▶ Goal
From the entries provided below, copy each line that contains the word "source".

----

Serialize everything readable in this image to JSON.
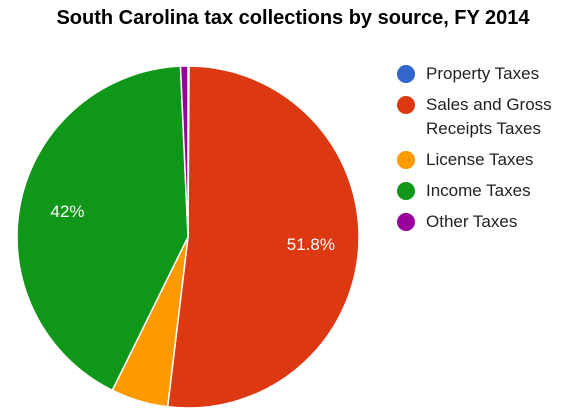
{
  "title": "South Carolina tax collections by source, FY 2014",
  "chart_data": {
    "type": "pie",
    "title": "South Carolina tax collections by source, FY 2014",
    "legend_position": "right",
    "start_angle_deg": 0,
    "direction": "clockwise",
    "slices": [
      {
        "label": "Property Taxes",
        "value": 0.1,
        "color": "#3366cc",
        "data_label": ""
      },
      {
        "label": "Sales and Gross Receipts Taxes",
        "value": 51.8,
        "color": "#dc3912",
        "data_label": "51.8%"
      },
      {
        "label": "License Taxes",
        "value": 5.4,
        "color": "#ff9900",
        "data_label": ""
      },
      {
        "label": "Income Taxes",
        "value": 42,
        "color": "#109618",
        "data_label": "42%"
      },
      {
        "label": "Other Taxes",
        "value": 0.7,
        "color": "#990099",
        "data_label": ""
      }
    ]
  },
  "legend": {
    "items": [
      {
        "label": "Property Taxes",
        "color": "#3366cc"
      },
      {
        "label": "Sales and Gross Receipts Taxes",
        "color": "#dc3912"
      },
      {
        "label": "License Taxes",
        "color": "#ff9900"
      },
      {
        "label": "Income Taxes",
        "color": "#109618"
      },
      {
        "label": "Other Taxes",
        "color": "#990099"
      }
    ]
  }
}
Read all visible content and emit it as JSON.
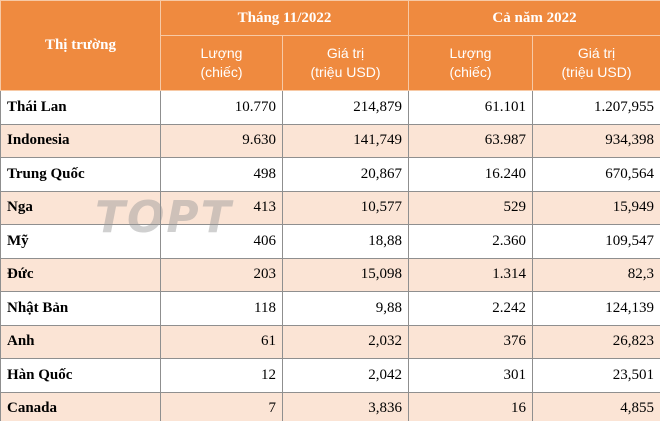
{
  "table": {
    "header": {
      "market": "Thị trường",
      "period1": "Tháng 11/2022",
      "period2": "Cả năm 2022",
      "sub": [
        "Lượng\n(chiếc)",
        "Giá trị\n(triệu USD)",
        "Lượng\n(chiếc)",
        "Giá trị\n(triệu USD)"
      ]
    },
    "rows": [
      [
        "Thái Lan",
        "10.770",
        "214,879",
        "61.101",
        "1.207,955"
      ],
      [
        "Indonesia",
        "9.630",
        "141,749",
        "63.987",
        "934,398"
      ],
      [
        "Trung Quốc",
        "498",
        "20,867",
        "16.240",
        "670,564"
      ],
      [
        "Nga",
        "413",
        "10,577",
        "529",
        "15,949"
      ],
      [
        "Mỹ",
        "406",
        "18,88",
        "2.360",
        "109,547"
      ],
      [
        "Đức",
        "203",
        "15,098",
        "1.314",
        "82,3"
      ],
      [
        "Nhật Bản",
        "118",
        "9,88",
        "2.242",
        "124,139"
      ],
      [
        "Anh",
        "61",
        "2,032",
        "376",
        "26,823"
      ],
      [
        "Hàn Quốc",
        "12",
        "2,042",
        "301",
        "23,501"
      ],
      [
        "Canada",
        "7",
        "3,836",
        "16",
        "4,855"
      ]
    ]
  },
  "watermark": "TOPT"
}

----

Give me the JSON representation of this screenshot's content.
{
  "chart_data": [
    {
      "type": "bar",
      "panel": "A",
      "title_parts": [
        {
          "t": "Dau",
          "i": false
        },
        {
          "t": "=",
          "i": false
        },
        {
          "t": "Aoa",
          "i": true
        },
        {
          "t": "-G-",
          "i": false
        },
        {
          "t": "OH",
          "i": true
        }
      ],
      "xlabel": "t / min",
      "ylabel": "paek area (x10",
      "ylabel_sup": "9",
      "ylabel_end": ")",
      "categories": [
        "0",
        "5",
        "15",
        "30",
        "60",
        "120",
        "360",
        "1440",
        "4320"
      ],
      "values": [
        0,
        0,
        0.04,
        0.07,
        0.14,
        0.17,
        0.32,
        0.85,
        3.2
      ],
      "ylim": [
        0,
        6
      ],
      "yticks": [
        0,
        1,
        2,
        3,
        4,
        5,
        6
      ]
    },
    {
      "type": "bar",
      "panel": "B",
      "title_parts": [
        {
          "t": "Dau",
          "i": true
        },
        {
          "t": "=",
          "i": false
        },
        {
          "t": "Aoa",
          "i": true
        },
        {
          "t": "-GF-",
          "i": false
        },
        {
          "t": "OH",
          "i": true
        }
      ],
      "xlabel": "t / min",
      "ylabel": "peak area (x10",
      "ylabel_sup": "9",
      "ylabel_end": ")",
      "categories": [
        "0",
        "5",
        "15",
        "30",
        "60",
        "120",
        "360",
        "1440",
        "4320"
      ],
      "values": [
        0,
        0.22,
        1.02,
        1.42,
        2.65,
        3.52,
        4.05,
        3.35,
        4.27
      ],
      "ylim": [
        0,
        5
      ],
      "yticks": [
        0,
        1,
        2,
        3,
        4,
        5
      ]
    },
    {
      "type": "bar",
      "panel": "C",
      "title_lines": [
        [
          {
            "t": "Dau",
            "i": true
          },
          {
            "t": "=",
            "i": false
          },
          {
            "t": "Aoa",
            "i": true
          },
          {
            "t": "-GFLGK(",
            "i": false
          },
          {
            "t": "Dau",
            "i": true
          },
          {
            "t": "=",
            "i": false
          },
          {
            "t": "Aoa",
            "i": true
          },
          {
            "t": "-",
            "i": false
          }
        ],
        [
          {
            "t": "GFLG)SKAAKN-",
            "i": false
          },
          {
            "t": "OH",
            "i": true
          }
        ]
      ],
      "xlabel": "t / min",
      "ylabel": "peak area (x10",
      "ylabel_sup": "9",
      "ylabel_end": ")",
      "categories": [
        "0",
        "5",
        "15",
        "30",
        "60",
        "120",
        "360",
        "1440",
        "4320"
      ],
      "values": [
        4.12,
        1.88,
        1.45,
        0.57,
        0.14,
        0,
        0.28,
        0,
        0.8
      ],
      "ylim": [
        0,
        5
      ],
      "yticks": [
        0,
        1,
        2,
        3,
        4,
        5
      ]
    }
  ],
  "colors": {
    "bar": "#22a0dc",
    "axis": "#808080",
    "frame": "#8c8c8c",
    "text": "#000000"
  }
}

----

▶ Result for this task
  "title": "South Carolina tax collections by source, FY 2014",
    "title": "South Carolina tax collections by source, FY 2014",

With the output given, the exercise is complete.